— BEGIN Available records —
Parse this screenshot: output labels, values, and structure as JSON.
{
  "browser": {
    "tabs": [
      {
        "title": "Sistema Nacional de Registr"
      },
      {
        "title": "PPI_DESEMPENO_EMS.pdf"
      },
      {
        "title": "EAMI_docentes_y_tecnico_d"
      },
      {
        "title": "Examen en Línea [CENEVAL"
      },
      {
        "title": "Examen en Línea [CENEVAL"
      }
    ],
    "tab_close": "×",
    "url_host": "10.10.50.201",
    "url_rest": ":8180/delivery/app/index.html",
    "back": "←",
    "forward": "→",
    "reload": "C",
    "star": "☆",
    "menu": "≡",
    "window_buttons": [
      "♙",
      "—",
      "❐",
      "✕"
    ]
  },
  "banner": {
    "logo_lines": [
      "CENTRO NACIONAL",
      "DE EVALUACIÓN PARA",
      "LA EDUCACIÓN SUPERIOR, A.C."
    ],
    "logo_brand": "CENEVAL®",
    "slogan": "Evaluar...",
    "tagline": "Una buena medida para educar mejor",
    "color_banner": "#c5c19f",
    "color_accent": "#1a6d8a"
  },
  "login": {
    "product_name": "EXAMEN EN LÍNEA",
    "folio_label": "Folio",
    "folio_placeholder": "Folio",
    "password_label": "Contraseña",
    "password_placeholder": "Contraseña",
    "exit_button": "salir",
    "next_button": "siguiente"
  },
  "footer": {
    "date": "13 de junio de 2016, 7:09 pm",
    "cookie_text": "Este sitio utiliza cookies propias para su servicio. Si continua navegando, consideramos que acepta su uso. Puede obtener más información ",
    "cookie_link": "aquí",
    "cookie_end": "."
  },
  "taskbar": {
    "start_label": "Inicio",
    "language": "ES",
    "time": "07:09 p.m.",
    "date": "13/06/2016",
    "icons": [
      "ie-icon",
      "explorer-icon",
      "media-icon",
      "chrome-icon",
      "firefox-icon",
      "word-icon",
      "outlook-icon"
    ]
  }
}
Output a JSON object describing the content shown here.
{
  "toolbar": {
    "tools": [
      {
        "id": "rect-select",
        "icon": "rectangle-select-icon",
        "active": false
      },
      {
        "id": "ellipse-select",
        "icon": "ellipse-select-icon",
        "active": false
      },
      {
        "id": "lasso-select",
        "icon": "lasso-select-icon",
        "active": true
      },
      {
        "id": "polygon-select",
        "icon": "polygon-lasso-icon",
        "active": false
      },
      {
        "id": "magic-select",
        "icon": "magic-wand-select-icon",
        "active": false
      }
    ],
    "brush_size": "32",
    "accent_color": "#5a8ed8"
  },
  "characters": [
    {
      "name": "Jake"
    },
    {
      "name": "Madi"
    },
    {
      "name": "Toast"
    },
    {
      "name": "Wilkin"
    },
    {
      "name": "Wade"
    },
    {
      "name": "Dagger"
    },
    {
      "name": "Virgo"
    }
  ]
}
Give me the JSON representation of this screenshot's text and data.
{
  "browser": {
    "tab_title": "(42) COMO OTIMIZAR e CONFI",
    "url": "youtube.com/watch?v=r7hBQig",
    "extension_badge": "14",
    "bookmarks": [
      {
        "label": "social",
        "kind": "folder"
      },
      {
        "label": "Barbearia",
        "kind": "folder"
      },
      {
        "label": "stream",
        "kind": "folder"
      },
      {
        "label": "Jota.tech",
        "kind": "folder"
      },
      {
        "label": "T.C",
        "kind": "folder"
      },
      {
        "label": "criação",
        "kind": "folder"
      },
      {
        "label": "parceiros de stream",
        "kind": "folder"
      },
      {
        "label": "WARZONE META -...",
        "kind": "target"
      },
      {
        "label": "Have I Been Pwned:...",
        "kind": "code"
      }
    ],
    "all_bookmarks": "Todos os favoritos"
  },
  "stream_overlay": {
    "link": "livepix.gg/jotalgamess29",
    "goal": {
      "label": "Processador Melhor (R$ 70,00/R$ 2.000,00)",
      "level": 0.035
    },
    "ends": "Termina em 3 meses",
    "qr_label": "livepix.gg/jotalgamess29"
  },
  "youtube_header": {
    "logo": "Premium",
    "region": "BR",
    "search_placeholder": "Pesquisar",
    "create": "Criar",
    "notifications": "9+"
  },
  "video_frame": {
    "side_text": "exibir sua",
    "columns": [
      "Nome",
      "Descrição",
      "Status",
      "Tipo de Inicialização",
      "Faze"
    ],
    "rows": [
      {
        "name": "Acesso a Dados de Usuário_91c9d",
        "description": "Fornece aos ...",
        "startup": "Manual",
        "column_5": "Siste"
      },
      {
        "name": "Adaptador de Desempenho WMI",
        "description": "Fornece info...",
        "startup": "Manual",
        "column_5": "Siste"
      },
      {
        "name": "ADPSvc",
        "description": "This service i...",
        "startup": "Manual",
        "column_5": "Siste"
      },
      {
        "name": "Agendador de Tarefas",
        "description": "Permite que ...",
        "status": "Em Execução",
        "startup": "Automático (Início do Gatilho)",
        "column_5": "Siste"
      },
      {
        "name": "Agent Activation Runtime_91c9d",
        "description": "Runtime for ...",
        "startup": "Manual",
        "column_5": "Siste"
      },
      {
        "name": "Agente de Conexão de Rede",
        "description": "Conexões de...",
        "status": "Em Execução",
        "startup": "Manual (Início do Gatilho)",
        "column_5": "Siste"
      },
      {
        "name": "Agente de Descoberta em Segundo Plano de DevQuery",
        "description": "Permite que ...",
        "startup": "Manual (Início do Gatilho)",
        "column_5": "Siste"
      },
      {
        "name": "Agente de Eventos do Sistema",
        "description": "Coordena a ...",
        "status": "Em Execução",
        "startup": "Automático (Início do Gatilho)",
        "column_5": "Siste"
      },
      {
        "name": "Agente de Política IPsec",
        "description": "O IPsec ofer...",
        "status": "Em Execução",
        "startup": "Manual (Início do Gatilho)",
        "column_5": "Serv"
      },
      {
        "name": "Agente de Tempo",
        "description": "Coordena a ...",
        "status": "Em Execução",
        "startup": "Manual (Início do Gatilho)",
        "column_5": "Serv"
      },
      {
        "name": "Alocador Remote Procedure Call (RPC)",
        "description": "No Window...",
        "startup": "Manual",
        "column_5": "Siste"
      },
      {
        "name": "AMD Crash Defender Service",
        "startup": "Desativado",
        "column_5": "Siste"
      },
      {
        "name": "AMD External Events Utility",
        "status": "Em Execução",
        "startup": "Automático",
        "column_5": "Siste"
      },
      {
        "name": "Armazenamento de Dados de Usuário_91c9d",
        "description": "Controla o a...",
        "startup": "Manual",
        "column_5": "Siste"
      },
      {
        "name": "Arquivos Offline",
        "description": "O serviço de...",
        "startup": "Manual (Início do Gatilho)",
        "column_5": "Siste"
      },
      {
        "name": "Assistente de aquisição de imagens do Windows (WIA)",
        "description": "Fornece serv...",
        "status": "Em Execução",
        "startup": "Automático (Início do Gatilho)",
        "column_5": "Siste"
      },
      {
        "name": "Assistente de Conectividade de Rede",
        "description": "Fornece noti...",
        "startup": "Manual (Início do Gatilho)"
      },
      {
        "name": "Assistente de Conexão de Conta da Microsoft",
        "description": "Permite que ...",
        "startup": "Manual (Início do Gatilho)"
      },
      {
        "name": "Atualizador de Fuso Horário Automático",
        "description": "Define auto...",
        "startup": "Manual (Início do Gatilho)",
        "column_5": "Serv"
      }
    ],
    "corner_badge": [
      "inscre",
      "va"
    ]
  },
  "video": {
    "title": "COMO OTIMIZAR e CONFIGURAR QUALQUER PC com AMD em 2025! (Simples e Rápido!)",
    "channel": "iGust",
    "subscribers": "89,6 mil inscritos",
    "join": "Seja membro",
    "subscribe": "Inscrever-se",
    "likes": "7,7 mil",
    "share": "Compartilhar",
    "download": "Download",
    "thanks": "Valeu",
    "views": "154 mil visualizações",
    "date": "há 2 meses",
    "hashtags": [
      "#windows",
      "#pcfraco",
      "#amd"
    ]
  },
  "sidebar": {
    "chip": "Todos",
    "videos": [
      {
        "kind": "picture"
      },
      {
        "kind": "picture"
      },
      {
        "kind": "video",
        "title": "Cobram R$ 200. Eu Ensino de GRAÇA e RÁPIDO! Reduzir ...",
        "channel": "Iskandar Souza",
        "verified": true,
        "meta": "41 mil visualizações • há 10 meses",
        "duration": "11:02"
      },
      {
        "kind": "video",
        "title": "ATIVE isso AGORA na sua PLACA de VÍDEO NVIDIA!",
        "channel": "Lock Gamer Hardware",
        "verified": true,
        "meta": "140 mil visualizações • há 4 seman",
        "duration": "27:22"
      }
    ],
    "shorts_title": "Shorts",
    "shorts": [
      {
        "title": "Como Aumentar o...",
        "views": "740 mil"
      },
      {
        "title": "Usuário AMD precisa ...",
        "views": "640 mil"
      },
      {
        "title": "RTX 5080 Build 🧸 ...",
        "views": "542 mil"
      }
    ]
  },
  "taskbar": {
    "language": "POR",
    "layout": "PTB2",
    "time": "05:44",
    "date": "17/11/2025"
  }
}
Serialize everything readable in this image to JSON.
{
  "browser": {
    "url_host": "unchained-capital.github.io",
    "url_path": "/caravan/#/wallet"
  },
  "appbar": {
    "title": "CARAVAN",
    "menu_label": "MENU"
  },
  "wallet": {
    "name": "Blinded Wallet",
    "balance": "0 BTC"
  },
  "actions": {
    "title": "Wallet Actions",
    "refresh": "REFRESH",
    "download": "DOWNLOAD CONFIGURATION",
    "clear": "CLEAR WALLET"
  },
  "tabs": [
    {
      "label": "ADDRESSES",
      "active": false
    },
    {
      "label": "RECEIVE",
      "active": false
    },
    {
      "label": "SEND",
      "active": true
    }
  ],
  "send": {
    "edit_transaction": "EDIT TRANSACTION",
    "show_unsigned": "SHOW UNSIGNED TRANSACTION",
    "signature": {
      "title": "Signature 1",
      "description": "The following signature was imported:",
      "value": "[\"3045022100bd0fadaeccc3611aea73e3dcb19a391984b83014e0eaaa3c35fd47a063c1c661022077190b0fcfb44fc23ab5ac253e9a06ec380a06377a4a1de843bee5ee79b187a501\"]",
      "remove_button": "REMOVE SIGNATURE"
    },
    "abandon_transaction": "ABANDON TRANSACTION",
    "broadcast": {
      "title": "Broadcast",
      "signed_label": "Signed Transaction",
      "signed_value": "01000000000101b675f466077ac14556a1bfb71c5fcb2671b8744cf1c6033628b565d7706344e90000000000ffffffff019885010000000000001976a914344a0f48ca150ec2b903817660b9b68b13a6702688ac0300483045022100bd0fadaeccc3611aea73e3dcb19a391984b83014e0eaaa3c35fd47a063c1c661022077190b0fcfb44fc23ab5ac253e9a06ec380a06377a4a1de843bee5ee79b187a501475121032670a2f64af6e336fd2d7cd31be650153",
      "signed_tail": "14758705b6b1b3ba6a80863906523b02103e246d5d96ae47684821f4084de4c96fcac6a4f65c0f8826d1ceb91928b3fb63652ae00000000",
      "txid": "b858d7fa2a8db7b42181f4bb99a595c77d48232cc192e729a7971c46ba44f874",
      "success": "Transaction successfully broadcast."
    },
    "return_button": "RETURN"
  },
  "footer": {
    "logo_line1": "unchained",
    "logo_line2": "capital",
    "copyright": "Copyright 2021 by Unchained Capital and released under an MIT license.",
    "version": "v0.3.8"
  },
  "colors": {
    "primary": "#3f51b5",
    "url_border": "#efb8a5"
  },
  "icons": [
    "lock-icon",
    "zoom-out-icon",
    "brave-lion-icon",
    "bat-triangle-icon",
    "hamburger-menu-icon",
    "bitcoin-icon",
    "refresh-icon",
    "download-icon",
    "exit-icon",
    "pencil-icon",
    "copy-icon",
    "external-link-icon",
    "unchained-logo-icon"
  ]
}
— END Available records —
» Task requirements
What is the number of lines in the data above that include the word "IPsec"? Answer with that number only.

» Final answer
2